+++ EXCERPT PROVIDED

The algorithm is optimized in time and is implemented to compare two 8 sequences, each 8 characters long. The time taken for prefix computation is log2(8) = 3 clock cycles. It is a form of data parallel programming
PARALLEL PREFIX FORMULAE
Given n inputs (a0,a1,....an) and a binary operator (ex maximum of 2 inputs). applying the binary operator in parallel prefix operation to the n inputs gives n outputs which are (a0, max(a0,a1), max(a0,a1,a2), ...max(a0,a1,a2,...an)). This operation is done in log2(n) steps.
You can find details on the method here - http://en.wikipedia.org/wiki/Prefix_sum
BASIC ALGORITHM
Let A = a1, a2, a3,.... am and B = b1, b2, b3,...... bn be the two sequences that are to be compared. The aim of this algorithm is to generate a table T of size(m+1)x(n+1) such that T[i,j] contains the optimal scoring for alignment a1,a2,....,ai and b1,b2,...bj.
Consider a simple scoring function
f (a,b) = 1 if a=b,
= 0 if a≠b
= -1 if a='-' or c='-'
Using this the scoring matrix for a gap alignment, match , mismatch can be calculated
T[0,0] is aligning two empty strings.
Hence T[0,0]=0.
T[0,j] = Σ f('-',bk) for k=1 to j
T[i,0] = Σ f(ak,'-') for k=1 to I
= T[i-1,0] + f(ai,'-')
When we align the non empty strings a1, a2,... ai and b1, b2,..... bi three possibilities arise
1. ai aligned with a gap
2. bj aligned with a gap
3. ai aligned with bj
Thus the table entry is given by
T[i,j] = max ((T[i-1,j] + f(ai , '-')), (T[i,j-1] + f('-',bj)) , (T[i-1,j-1] + f(ai , bj)))
The table matrix can be filled row by row or column by column or diagonal by diagonal. If we fill the matrix row by row using dynamic programming the time taken is of order O(mn). T[m,n] gives the optimal score once the table gets completed. Then traceback procedure is followed to get the optimal alignment of the two sequences.
Parallel prefix algorithms are used to compute the table values one row or column at a time. The distribution of work is uniform to all the processors at all times. There is also a reduction in number of table entries communicated per iteration.
Suppose the ith row is being computed using the values from the (i-1)th row which is previously calculated.
( T[i-1,j] + f(ai , '-'), (T[i-1,j-1] + f(ai , bj)) are pre-computed using the values in the previous row.

++++++

**TASK 1:** Put the listing into a JSON list of strings, one string per line, leaving out blank lines. Cover everything from the start of the listing down to the line containing "arrow-down-icon — [679, 278, 690, 285]", including both ends.
The alignment excerpt has no connection to the listing that comes after it.

+++ DATA TO USE

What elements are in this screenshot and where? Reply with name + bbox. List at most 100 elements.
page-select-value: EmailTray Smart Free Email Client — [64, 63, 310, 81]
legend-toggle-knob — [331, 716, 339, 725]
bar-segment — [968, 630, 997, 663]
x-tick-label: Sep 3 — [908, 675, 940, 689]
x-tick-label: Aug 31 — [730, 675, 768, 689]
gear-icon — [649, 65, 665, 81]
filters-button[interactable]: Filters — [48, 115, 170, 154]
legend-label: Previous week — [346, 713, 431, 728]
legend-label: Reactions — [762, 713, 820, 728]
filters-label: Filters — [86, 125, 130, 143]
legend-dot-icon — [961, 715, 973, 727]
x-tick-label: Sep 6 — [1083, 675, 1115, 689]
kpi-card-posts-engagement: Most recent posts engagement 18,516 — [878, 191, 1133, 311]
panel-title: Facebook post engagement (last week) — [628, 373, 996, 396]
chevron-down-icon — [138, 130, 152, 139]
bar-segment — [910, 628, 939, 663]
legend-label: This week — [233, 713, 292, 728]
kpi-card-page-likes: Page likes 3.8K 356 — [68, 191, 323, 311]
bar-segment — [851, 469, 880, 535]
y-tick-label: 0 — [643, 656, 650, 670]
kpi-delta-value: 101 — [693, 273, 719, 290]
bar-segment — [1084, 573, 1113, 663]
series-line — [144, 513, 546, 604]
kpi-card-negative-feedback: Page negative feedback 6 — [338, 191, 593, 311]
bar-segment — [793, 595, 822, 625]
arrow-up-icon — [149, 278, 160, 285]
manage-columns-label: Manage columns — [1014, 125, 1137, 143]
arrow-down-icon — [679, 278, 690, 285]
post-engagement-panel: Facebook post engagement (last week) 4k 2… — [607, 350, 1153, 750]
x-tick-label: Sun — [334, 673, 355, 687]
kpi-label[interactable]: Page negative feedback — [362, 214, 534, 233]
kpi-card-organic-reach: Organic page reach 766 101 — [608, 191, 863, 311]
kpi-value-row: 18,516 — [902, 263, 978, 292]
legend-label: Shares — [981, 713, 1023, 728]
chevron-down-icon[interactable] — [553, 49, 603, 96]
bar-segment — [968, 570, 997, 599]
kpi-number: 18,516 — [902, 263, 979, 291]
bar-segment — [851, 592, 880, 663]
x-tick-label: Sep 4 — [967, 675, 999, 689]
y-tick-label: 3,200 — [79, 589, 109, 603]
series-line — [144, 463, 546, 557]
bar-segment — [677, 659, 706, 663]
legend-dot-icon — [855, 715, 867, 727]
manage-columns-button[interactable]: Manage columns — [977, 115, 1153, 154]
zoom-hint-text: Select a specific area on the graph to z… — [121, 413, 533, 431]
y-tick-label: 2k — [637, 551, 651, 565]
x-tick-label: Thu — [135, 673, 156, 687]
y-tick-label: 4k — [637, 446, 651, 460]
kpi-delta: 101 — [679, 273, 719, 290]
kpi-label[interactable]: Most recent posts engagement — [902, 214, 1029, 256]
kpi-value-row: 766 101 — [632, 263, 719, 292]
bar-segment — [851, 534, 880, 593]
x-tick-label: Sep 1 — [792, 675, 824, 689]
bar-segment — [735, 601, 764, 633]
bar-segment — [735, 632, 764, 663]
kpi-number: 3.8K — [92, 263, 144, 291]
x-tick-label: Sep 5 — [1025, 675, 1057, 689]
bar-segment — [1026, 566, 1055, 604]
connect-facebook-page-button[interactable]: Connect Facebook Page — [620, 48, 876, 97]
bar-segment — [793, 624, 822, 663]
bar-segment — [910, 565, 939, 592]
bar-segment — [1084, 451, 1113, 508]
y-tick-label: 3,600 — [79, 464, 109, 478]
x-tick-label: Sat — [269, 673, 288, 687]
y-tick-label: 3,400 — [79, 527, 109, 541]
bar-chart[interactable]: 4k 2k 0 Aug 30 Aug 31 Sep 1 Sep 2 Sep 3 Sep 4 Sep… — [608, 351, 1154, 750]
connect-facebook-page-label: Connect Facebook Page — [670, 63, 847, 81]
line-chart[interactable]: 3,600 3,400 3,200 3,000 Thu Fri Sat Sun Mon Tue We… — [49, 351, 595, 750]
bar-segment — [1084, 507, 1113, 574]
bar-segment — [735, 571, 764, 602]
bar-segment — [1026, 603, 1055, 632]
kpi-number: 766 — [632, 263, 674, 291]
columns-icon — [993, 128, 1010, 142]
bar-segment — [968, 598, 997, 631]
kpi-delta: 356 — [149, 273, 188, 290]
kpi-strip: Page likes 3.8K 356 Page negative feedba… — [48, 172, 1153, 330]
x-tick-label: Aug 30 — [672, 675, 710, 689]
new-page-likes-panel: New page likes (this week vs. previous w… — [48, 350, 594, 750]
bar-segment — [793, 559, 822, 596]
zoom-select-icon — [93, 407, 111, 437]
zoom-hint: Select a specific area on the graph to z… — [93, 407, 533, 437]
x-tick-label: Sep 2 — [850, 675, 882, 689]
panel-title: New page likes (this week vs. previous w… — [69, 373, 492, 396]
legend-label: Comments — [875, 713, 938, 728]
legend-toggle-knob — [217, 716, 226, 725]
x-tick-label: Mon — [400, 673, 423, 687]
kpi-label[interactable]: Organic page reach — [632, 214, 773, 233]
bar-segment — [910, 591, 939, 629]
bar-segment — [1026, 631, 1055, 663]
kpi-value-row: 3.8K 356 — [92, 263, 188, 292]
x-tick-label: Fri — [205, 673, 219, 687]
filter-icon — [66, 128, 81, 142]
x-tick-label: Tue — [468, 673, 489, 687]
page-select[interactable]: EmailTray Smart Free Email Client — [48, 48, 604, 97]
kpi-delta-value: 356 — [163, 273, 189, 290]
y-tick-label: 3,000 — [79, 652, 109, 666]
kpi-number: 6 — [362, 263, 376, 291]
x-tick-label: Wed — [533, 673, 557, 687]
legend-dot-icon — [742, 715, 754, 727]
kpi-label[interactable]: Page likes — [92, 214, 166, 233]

++++++

**TASK 2:** From the alignment excerpt, transcribe everything from "T[0,j] = Σ f('-',bk)" down to "f(ai , bj)))".

**TASK SOLUTION 1:**
[
  "What elements are in this screenshot and where? Reply with name + bbox. List at most 100 elements.",
  "page-select-value: EmailTray Smart Free Email Client — [64, 63, 310, 81]",
  "legend-toggle-knob — [331, 716, 339, 725]",
  "bar-segment — [968, 630, 997, 663]",
  "x-tick-label: Sep 3 — [908, 675, 940, 689]",
  "x-tick-label: Aug 31 — [730, 675, 768, 689]",
  "gear-icon — [649, 65, 665, 81]",
  "filters-button[interactable]: Filters — [48, 115, 170, 154]",
  "legend-label: Previous week — [346, 713, 431, 728]",
  "legend-label: Reactions — [762, 713, 820, 728]",
  "filters-label: Filters — [86, 125, 130, 143]",
  "legend-dot-icon — [961, 715, 973, 727]",
  "x-tick-label: Sep 6 — [1083, 675, 1115, 689]",
  "kpi-card-posts-engagement: Most recent posts engagement 18,516 — [878, 191, 1133, 311]",
  "panel-title: Facebook post engagement (last week) — [628, 373, 996, 396]",
  "chevron-down-icon — [138, 130, 152, 139]",
  "bar-segment — [910, 628, 939, 663]",
  "legend-label: This week — [233, 713, 292, 728]",
  "kpi-card-page-likes: Page likes 3.8K 356 — [68, 191, 323, 311]",
  "bar-segment — [851, 469, 880, 535]",
  "y-tick-label: 0 — [643, 656, 650, 670]",
  "kpi-delta-value: 101 — [693, 273, 719, 290]",
  "bar-segment — [1084, 573, 1113, 663]",
  "series-line — [144, 513, 546, 604]",
  "kpi-card-negative-feedback: Page negative feedback 6 — [338, 191, 593, 311]",
  "bar-segment — [793, 595, 822, 625]",
  "arrow-up-icon — [149, 278, 160, 285]",
  "manage-columns-label: Manage columns — [1014, 125, 1137, 143]",
  "arrow-down-icon — [679, 278, 690, 285]"
]

**TASK SOLUTION 2:**
T[0,j] = Σ f('-',bk) for k=1 to j
T[i,0] = Σ f(ak,'-') for k=1 to I
= T[i-1,0] + f(ai,'-')
When we align the non empty strings a1, a2,... ai and b1, b2,..... bi three possibilities arise
1. ai aligned with a gap
2. bj aligned with a gap
3. ai aligned with bj
Thus the table entry is given by
T[i,j] = max ((T[i-1,j] + f(ai , '-')), (T[i,j-1] + f('-',bj)) , (T[i-1,j-1] + f(ai , bj)))